• DESCRIPTION OF THE TASK
Pull every line holding the string "name" from the records below.

-------

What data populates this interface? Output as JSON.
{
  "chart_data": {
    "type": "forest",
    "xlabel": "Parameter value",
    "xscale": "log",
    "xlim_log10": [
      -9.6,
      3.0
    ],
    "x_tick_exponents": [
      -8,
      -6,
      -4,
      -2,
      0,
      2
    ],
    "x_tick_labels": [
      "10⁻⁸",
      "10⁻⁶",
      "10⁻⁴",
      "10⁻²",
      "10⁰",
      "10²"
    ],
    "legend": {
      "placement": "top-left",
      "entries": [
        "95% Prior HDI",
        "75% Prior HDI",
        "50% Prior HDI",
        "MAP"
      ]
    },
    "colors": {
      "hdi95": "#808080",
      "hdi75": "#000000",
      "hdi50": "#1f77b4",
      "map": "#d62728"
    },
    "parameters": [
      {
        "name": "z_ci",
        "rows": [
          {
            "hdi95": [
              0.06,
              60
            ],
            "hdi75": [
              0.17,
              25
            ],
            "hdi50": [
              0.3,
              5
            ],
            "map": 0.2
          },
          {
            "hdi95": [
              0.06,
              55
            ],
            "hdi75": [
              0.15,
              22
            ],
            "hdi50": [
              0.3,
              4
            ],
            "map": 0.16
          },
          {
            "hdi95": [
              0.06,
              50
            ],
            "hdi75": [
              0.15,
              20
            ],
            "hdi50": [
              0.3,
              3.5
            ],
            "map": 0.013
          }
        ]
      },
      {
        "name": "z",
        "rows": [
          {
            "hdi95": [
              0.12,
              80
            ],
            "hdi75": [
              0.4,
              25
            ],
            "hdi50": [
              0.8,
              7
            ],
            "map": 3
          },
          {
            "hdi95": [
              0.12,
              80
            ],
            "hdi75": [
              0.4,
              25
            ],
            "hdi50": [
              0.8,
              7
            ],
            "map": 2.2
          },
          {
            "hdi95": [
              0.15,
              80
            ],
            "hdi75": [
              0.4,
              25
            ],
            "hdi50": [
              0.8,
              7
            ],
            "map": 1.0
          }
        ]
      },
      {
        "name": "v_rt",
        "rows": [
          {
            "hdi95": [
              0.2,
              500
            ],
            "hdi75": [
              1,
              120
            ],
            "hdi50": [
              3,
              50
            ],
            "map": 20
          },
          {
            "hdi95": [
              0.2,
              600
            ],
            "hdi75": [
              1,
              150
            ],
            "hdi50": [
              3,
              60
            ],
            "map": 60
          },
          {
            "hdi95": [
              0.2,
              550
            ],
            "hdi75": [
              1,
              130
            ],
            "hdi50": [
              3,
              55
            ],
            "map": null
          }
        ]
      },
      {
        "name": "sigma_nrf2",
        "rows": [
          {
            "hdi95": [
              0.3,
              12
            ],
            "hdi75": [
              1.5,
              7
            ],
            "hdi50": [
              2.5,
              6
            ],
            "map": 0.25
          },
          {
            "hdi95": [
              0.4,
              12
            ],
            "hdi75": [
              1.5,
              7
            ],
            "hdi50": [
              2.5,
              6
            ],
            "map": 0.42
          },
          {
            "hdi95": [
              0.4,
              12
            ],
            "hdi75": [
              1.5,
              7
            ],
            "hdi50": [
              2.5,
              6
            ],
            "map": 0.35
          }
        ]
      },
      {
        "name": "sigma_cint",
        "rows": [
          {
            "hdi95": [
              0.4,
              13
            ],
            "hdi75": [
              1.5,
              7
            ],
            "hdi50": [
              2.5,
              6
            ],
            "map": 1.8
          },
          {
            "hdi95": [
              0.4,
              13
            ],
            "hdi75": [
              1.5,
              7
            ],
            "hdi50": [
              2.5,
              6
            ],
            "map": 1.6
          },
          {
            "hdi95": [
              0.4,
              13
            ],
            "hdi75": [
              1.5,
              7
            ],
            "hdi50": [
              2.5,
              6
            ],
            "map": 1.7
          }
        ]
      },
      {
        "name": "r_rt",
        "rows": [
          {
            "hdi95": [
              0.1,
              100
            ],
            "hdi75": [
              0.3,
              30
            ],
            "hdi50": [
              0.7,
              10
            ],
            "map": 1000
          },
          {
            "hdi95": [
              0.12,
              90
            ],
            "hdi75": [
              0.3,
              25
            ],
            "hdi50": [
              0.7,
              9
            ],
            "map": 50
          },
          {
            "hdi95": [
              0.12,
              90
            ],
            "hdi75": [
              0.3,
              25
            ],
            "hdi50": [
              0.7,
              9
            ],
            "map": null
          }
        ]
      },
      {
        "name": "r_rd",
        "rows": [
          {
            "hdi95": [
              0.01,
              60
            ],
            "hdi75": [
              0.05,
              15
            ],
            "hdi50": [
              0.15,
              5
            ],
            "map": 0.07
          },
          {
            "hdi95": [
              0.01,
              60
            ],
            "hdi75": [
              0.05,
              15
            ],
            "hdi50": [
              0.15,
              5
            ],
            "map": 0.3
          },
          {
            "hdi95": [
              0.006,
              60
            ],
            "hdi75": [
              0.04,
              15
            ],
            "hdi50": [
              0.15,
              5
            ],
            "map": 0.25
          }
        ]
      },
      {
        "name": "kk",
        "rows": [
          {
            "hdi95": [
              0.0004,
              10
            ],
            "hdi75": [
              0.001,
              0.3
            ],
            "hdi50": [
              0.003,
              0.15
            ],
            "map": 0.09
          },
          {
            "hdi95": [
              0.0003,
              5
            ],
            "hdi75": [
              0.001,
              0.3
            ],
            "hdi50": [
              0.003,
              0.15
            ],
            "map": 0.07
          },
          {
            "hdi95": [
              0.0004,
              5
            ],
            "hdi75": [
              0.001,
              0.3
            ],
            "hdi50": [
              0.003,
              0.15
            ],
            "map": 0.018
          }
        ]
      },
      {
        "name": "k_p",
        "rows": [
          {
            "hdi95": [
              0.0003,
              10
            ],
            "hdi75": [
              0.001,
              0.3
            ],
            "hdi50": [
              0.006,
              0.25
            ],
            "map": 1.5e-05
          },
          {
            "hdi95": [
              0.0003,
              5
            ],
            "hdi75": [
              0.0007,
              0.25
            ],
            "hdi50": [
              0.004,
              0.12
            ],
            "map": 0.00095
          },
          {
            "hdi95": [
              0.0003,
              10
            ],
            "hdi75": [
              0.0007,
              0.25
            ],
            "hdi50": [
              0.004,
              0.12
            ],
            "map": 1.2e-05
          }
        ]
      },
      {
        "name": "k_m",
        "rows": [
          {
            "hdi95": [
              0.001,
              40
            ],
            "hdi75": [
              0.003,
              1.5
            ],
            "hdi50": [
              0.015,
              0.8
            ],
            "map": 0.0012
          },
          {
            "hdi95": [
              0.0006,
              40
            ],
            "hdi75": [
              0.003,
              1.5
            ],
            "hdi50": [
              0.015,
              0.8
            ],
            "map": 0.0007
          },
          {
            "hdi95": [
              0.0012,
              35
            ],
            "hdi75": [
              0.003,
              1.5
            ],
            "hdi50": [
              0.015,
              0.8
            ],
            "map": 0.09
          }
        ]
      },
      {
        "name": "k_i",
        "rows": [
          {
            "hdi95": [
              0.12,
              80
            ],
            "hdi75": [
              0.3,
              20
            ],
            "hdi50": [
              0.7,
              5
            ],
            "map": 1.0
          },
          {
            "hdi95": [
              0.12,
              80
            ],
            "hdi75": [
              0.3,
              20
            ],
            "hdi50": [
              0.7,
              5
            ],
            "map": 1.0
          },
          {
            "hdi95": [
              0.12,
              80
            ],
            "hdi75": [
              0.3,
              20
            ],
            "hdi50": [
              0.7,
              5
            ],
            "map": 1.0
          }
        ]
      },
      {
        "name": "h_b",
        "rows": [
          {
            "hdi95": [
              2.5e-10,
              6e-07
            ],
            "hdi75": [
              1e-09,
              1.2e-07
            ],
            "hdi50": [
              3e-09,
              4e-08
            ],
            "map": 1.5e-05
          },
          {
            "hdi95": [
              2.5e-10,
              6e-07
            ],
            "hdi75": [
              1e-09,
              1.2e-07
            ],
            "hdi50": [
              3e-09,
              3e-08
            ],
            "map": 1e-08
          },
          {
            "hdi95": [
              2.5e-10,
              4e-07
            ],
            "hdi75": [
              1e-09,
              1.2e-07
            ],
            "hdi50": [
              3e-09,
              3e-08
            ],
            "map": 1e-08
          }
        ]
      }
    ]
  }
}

-------

• SOLUTION BELOW
        "name": "z_ci",
        "name": "z",
        "name": "v_rt",
        "name": "sigma_nrf2",
        "name": "sigma_cint",
        "name": "r_rt",
        "name": "r_rd",
        "name": "kk",
        "name": "k_p",
        "name": "k_m",
        "name": "k_i",
        "name": "h_b",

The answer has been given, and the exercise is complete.